> [Information shown]:
--
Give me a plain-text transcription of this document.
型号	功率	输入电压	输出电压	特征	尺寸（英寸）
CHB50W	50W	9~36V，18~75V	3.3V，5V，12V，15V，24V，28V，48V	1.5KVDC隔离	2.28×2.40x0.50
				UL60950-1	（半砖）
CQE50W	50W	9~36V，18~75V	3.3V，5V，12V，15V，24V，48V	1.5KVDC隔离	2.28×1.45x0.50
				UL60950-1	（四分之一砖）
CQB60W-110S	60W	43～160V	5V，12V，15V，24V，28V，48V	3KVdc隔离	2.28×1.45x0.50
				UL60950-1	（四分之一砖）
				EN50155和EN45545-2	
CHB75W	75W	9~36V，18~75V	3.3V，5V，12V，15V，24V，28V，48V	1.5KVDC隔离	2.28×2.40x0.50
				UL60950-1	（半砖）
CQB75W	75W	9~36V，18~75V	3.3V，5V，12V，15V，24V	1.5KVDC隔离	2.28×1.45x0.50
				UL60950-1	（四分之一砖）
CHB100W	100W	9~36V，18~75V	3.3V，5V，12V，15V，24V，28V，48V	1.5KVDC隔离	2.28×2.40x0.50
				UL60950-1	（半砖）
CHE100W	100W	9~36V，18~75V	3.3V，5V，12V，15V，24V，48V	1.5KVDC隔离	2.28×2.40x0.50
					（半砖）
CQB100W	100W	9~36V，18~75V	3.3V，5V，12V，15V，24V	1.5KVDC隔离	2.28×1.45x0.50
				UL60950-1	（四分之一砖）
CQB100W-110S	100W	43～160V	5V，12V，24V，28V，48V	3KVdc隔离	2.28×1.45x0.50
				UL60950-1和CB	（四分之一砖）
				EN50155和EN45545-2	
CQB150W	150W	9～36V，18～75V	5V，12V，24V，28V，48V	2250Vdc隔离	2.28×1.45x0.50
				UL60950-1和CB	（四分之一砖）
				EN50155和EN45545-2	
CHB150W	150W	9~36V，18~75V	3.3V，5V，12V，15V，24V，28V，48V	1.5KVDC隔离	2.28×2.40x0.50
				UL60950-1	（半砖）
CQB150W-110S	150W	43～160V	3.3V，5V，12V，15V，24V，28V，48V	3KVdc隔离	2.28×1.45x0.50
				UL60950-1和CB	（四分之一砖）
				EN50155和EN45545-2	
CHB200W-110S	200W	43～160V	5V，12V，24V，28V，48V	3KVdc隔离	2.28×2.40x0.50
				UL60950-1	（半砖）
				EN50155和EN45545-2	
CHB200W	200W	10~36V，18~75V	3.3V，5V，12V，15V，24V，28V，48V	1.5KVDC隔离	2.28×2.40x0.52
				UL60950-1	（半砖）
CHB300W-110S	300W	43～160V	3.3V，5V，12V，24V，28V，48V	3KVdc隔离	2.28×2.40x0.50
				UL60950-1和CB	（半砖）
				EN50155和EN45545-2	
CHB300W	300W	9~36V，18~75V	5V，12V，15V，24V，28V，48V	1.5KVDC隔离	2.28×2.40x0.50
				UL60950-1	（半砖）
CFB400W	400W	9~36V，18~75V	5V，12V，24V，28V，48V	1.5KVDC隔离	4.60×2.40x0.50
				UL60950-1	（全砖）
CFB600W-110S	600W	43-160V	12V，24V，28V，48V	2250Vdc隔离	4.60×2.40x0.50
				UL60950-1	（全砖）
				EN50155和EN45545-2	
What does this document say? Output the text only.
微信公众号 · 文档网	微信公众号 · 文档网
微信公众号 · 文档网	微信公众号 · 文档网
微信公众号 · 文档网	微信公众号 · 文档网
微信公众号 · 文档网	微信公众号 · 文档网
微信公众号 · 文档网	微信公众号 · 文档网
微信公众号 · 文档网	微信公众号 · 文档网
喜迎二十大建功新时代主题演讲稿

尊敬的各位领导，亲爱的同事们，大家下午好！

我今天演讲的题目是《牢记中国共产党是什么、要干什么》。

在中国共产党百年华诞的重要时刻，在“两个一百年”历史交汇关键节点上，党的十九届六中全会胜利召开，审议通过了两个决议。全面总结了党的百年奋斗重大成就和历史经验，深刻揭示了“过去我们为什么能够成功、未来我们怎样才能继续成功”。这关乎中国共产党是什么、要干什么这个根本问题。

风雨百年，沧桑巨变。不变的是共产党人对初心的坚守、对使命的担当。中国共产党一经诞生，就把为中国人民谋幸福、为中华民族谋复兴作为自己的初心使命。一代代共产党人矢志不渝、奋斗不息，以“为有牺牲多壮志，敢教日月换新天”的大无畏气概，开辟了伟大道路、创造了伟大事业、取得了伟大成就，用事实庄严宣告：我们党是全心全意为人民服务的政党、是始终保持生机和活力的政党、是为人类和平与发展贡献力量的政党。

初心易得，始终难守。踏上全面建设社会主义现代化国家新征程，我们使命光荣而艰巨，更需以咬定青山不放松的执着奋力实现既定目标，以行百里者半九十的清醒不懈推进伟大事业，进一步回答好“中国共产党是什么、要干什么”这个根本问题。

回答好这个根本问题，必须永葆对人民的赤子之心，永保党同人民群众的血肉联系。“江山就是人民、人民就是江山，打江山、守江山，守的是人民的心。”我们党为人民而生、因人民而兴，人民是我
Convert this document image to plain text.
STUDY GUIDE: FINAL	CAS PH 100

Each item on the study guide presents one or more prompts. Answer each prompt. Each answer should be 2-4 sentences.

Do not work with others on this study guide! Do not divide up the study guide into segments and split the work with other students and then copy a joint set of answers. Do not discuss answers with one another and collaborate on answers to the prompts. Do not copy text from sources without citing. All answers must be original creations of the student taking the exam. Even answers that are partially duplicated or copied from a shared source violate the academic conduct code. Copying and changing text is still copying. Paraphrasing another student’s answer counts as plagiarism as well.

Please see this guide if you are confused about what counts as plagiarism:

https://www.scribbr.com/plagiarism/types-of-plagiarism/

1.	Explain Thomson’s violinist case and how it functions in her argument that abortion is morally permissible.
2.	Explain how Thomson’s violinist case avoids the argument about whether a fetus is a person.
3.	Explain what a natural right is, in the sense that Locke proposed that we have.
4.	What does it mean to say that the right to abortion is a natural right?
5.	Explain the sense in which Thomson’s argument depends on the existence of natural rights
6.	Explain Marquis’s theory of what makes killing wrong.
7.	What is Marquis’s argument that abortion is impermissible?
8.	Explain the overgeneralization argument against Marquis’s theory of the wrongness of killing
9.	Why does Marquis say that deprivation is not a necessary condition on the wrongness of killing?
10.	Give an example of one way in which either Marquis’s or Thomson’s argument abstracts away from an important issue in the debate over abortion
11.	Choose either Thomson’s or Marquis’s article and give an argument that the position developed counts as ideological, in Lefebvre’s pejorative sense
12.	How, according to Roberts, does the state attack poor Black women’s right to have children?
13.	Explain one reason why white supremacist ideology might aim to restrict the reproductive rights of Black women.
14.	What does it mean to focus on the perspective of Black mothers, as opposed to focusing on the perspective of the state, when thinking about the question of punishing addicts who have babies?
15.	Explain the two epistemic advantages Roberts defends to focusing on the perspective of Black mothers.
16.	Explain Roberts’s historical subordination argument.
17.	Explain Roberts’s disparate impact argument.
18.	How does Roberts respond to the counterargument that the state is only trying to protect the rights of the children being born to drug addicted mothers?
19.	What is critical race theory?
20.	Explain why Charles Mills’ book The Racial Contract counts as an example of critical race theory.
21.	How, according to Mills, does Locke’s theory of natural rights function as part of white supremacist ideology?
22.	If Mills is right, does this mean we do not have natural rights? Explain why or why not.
--
> [Set problem]: Quote each line of the listing above exactly.

> [Response to the exercise]:
Give me a plain-text transcription of this document.
型号	功率	输入电压	输出电压	特征	尺寸（英寸）
CHB50W	50W	9~36V，18~75V	3.3V，5V，12V，15V，24V，28V，48V	1.5KVDC隔离	2.28×2.40x0.50
				UL60950-1	（半砖）
CQE50W	50W	9~36V，18~75V	3.3V，5V，12V，15V，24V，48V	1.5KVDC隔离	2.28×1.45x0.50
				UL60950-1	（四分之一砖）
CQB60W-110S	60W	43～160V	5V，12V，15V，24V，28V，48V	3KVdc隔离	2.28×1.45x0.50
				UL60950-1	（四分之一砖）
				EN50155和EN45545-2	
CHB75W	75W	9~36V，18~75V	3.3V，5V，12V，15V，24V，28V，48V	1.5KVDC隔离	2.28×2.40x0.50
				UL60950-1	（半砖）
CQB75W	75W	9~36V，18~75V	3.3V，5V，12V，15V，24V	1.5KVDC隔离	2.28×1.45x0.50
				UL60950-1	（四分之一砖）
CHB100W	100W	9~36V，18~75V	3.3V，5V，12V，15V，24V，28V，48V	1.5KVDC隔离	2.28×2.40x0.50
				UL60950-1	（半砖）
CHE100W	100W	9~36V，18~75V	3.3V，5V，12V，15V，24V，48V	1.5KVDC隔离	2.28×2.40x0.50
					（半砖）
CQB100W	100W	9~36V，18~75V	3.3V，5V，12V，15V，24V	1.5KVDC隔离	2.28×1.45x0.50
				UL60950-1	（四分之一砖）
CQB100W-110S	100W	43～160V	5V，12V，24V，28V，48V	3KVdc隔离	2.28×1.45x0.50
				UL60950-1和CB	（四分之一砖）
				EN50155和EN45545-2	
CQB150W	150W	9～36V，18～75V	5V，12V，24V，28V，48V	2250Vdc隔离	2.28×1.45x0.50
				UL60950-1和CB	（四分之一砖）
				EN50155和EN45545-2	
CHB150W	150W	9~36V，18~75V	3.3V，5V，12V，15V，24V，28V，48V	1.5KVDC隔离	2.28×2.40x0.50
				UL60950-1	（半砖）
CQB150W-110S	150W	43～160V	3.3V，5V，12V，15V，24V，28V，48V	3KVdc隔离	2.28×1.45x0.50
				UL60950-1和CB	（四分之一砖）
				EN50155和EN45545-2	
CHB200W-110S	200W	43～160V	5V，12V，24V，28V，48V	3KVdc隔离	2.28×2.40x0.50
				UL60950-1	（半砖）
				EN50155和EN45545-2	
CHB200W	200W	10~36V，18~75V	3.3V，5V，12V，15V，24V，28V，48V	1.5KVDC隔离	2.28×2.40x0.52
				UL60950-1	（半砖）
CHB300W-110S	300W	43～160V	3.3V，5V，12V，24V，28V，48V	3KVdc隔离	2.28×2.40x0.50
				UL60950-1和CB	（半砖）
				EN50155和EN45545-2	
CHB300W	300W	9~36V，18~75V	5V，12V，15V，24V，28V，48V	1.5KVDC隔离	2.28×2.40x0.50
				UL60950-1	（半砖）
CFB400W	400W	9~36V，18~75V	5V，12V，24V，28V，48V	1.5KVDC隔离	4.60×2.40x0.50
				UL60950-1	（全砖）
CFB600W-110S	600W	43-160V	12V，24V，28V，48V	2250Vdc隔离	4.60×2.40x0.50
				UL60950-1	（全砖）
				EN50155和EN45545-2	
What does this document say? Output the text only.
微信公众号 · 文档网	微信公众号 · 文档网
微信公众号 · 文档网	微信公众号 · 文档网
微信公众号 · 文档网	微信公众号 · 文档网
微信公众号 · 文档网	微信公众号 · 文档网
微信公众号 · 文档网	微信公众号 · 文档网
微信公众号 · 文档网	微信公众号 · 文档网
喜迎二十大建功新时代主题演讲稿

尊敬的各位领导，亲爱的同事们，大家下午好！

我今天演讲的题目是《牢记中国共产党是什么、要干什么》。

在中国共产党百年华诞的重要时刻，在“两个一百年”历史交汇关键节点上，党的十九届六中全会胜利召开，审议通过了两个决议。全面总结了党的百年奋斗重大成就和历史经验，深刻揭示了“过去我们为什么能够成功、未来我们怎样才能继续成功”。这关乎中国共产党是什么、要干什么这个根本问题。

风雨百年，沧桑巨变。不变的是共产党人对初心的坚守、对使命的担当。中国共产党一经诞生，就把为中国人民谋幸福、为中华民族谋复兴作为自己的初心使命。一代代共产党人矢志不渝、奋斗不息，以“为有牺牲多壮志，敢教日月换新天”的大无畏气概，开辟了伟大道路、创造了伟大事业、取得了伟大成就，用事实庄严宣告：我们党是全心全意为人民服务的政党、是始终保持生机和活力的政党、是为人类和平与发展贡献力量的政党。

初心易得，始终难守。踏上全面建设社会主义现代化国家新征程，我们使命光荣而艰巨，更需以咬定青山不放松的执着奋力实现既定目标，以行百里者半九十的清醒不懈推进伟大事业，进一步回答好“中国共产党是什么、要干什么”这个根本问题。

回答好这个根本问题，必须永葆对人民的赤子之心，永保党同人民群众的血肉联系。“江山就是人民、人民就是江山，打江山、守江山，守的是人民的心。”我们党为人民而生、因人民而兴，人民是我
Convert this document image to plain text.
STUDY GUIDE: FINAL	CAS PH 100

Each item on the study guide presents one or more prompts. Answer each prompt. Each answer should be 2-4 sentences.

Do not work with others on this study guide! Do not divide up the study guide into segments and split the work with other students and then copy a joint set of answers. Do not discuss answers with one another and collaborate on answers to the prompts. Do not copy text from sources without citing. All answers must be original creations of the student taking the exam. Even answers that are partially duplicated or copied from a shared source violate the academic conduct code. Copying and changing text is still copying. Paraphrasing another student’s answer counts as plagiarism as well.

Please see this guide if you are confused about what counts as plagiarism:

https://www.scribbr.com/plagiarism/types-of-plagiarism/

1.	Explain Thomson’s violinist case and how it functions in her argument that abortion is morally permissible.
2.	Explain how Thomson’s violinist case avoids the argument about whether a fetus is a person.
3.	Explain what a natural right is, in the sense that Locke proposed that we have.
4.	What does it mean to say that the right to abortion is a natural right?
5.	Explain the sense in which Thomson’s argument depends on the existence of natural rights
6.	Explain Marquis’s theory of what makes killing wrong.
7.	What is Marquis’s argument that abortion is impermissible?
8.	Explain the overgeneralization argument against Marquis’s theory of the wrongness of killing
9.	Why does Marquis say that deprivation is not a necessary condition on the wrongness of killing?
10.	Give an example of one way in which either Marquis’s or Thomson’s argument abstracts away from an important issue in the debate over abortion
11.	Choose either Thomson’s or Marquis’s article and give an argument that the position developed counts as ideological, in Lefebvre’s pejorative sense
12.	How, according to Roberts, does the state attack poor Black women’s right to have children?
13.	Explain one reason why white supremacist ideology might aim to restrict the reproductive rights of Black women.
14.	What does it mean to focus on the perspective of Black mothers, as opposed to focusing on the perspective of the state, when thinking about the question of punishing addicts who have babies?
15.	Explain the two epistemic advantages Roberts defends to focusing on the perspective of Black mothers.
16.	Explain Roberts’s historical subordination argument.
17.	Explain Roberts’s disparate impact argument.
18.	How does Roberts respond to the counterargument that the state is only trying to protect the rights of the children being born to drug addicted mothers?
19.	What is critical race theory?
20.	Explain why Charles Mills’ book The Racial Contract counts as an example of critical race theory.
21.	How, according to Mills, does Locke’s theory of natural rights function as part of white supremacist ideology?
22.	If Mills is right, does this mean we do not have natural rights? Explain why or why not.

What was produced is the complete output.